= Short problem =
In the entries below, find the lines that contain the word "High" and copy them.

= Record extracts =

(begin)

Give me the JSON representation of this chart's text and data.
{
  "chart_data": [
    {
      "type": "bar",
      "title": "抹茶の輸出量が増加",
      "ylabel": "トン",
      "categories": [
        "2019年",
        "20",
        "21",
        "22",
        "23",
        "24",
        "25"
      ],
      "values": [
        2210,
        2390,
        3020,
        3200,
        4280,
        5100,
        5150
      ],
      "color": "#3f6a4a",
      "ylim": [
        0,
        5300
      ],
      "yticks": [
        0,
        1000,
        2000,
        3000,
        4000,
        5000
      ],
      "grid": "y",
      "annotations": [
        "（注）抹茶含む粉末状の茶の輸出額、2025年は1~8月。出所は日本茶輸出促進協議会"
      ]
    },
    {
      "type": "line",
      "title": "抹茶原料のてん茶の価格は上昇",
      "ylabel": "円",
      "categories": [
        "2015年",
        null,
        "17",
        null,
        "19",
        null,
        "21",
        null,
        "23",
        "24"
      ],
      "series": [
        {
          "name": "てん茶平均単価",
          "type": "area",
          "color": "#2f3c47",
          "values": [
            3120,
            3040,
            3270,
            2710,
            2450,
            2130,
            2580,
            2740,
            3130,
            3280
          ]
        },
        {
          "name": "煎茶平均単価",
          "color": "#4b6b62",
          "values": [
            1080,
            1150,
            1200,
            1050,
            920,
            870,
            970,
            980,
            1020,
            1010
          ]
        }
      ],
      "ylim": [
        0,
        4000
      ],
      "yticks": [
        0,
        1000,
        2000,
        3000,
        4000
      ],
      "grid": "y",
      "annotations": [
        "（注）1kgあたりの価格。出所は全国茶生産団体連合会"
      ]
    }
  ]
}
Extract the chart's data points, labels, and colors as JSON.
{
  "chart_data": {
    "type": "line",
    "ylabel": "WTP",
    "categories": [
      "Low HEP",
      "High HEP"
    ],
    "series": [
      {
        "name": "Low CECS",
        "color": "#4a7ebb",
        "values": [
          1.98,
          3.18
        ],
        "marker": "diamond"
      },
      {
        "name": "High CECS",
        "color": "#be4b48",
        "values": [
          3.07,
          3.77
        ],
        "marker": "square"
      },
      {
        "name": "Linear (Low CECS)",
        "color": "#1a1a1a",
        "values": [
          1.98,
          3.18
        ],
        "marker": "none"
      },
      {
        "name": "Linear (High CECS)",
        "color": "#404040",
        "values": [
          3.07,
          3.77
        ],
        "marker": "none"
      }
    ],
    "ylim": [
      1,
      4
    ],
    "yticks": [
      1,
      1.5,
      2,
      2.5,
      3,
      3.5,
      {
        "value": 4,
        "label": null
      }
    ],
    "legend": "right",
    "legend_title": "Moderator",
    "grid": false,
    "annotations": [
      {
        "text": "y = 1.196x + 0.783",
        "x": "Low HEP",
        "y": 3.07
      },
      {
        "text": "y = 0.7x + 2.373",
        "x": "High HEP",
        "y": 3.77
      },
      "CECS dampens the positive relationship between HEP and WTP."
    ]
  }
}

(end)
(begin)

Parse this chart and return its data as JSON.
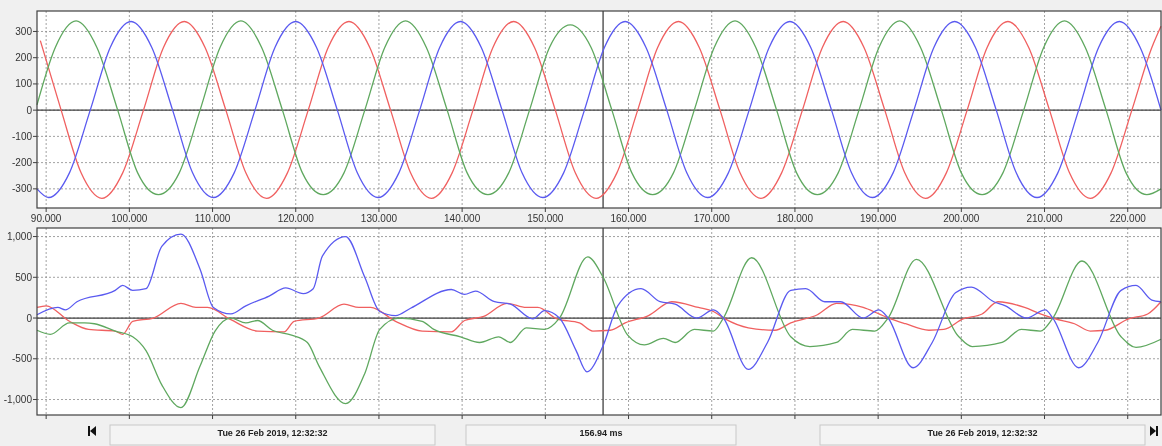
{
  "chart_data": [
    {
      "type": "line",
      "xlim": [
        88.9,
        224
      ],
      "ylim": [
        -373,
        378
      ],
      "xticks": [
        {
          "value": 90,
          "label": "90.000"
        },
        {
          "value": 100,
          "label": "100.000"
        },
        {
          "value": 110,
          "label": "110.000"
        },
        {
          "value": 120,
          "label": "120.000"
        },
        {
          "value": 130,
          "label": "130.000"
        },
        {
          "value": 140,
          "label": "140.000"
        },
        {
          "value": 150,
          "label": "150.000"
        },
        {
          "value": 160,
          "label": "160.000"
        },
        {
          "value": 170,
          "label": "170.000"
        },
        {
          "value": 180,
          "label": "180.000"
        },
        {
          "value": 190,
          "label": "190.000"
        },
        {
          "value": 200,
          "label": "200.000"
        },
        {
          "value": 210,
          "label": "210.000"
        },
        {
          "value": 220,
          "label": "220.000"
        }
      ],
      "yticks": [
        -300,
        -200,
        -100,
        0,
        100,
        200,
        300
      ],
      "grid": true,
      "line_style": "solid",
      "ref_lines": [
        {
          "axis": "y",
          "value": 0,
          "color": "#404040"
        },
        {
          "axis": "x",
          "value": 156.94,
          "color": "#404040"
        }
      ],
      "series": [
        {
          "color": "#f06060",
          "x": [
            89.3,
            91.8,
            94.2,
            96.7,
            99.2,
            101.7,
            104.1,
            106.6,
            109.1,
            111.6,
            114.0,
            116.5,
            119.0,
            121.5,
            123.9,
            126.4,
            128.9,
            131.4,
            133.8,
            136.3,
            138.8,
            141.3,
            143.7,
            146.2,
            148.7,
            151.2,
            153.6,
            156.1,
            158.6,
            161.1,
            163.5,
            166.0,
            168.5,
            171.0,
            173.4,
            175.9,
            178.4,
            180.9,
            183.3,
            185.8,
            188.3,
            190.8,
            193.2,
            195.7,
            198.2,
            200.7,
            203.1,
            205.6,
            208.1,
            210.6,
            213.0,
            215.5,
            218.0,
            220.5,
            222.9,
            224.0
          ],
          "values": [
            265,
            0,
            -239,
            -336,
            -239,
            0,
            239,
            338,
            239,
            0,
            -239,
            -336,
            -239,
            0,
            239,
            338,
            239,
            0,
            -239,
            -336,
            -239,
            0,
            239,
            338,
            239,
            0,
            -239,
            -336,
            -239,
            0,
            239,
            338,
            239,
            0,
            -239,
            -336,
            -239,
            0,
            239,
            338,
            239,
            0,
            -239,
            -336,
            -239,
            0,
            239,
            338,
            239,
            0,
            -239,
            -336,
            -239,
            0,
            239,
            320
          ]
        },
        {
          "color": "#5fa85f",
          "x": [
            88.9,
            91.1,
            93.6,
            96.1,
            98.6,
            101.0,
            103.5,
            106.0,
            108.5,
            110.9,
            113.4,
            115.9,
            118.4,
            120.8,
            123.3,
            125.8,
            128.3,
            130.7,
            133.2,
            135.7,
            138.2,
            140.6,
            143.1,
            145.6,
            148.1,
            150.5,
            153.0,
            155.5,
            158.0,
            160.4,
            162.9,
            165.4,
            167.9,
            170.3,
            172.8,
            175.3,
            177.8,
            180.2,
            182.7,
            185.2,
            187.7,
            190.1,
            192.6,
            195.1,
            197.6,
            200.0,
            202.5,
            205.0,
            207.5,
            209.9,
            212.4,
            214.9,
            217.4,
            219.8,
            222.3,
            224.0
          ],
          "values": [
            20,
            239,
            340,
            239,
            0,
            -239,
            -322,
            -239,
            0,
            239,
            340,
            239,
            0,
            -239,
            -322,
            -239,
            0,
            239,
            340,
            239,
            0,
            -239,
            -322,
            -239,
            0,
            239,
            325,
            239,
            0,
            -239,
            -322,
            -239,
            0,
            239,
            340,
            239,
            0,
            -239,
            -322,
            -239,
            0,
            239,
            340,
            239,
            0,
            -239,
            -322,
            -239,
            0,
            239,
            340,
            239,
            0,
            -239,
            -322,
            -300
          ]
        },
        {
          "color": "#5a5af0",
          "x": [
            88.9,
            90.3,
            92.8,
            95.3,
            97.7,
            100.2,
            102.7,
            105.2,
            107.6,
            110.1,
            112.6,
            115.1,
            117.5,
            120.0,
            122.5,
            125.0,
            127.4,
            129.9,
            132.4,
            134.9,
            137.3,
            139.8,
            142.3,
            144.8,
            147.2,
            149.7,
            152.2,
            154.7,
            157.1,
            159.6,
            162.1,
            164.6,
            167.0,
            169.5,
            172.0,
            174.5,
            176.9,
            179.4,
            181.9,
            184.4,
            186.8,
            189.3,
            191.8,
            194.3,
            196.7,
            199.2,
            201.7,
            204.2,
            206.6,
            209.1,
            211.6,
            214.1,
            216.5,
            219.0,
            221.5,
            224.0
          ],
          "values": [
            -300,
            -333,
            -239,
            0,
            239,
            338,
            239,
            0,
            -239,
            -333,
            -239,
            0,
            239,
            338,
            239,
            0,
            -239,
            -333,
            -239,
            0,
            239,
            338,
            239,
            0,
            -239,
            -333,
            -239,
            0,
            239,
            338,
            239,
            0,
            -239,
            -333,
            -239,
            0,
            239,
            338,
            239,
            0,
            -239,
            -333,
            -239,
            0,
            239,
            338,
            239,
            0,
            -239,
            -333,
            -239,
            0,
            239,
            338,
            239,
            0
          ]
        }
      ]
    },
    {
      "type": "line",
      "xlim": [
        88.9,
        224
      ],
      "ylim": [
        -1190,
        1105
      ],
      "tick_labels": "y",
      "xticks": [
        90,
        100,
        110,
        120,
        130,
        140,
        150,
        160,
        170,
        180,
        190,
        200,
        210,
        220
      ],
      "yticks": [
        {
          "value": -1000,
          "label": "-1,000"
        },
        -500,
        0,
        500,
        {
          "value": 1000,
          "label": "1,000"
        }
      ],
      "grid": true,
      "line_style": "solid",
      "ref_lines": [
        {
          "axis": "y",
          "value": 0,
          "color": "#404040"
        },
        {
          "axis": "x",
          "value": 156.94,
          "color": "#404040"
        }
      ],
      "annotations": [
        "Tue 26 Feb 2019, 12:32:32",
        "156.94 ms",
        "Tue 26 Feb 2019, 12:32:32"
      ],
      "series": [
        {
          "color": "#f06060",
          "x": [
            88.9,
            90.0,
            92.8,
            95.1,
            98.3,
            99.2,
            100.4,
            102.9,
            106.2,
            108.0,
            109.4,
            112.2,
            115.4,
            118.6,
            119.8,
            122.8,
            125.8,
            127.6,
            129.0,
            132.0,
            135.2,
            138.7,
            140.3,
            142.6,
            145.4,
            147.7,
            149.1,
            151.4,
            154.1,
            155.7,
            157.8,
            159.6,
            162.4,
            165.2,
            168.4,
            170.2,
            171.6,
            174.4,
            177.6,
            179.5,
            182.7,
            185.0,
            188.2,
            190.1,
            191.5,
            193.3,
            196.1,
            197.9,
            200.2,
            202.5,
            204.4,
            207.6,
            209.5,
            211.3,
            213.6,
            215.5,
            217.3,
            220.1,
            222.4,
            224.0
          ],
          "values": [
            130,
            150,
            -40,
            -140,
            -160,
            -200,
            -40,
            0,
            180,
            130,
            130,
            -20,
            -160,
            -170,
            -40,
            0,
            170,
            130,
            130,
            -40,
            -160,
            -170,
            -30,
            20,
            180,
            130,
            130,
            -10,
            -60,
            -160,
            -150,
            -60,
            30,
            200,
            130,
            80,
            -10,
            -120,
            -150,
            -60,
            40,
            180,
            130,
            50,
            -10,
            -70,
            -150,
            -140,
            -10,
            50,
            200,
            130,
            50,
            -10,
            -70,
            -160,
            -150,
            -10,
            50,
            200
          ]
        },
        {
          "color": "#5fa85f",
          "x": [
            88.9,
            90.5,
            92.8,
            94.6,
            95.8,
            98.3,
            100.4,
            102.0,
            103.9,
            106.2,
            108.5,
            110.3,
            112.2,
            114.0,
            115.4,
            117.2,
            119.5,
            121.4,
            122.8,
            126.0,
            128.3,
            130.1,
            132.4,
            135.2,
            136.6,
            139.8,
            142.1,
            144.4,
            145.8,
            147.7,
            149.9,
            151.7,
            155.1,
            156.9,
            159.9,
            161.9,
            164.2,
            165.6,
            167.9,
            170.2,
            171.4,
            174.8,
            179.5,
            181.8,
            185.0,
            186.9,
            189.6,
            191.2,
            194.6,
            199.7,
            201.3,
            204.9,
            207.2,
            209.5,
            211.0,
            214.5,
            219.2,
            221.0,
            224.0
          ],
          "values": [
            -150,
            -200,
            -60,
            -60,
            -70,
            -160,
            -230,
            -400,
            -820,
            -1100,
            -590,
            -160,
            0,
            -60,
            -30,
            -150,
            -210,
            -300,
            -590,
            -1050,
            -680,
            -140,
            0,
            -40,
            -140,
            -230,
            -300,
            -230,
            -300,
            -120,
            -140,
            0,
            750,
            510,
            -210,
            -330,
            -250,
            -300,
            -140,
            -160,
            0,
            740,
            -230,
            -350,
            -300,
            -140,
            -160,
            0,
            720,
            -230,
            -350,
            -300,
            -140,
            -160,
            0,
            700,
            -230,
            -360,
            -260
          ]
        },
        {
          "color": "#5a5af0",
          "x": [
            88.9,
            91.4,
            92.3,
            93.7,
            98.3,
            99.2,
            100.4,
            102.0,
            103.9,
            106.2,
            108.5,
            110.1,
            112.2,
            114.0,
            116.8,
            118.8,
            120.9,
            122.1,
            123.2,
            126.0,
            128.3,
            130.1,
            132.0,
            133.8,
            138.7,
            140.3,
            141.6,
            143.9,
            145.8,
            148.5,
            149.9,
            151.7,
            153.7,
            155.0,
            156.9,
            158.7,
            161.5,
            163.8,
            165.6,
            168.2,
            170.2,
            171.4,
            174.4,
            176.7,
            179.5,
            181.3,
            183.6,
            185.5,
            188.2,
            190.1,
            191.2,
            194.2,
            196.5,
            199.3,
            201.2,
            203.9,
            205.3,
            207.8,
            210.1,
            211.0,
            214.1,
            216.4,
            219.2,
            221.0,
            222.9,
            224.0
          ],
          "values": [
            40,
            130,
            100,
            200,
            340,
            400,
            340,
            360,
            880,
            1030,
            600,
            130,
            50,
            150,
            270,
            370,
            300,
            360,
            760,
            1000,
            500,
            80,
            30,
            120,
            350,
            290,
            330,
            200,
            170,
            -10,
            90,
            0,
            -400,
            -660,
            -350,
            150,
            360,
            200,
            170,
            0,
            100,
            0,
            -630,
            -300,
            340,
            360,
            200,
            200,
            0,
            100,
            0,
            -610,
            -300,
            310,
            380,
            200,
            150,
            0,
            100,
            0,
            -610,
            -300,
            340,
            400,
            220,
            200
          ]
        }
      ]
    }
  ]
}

(end)

= Answer for the task =
      "High HEP"
        "name": "High CECS",
        "name": "Linear (High CECS)",
        "x": "High HEP",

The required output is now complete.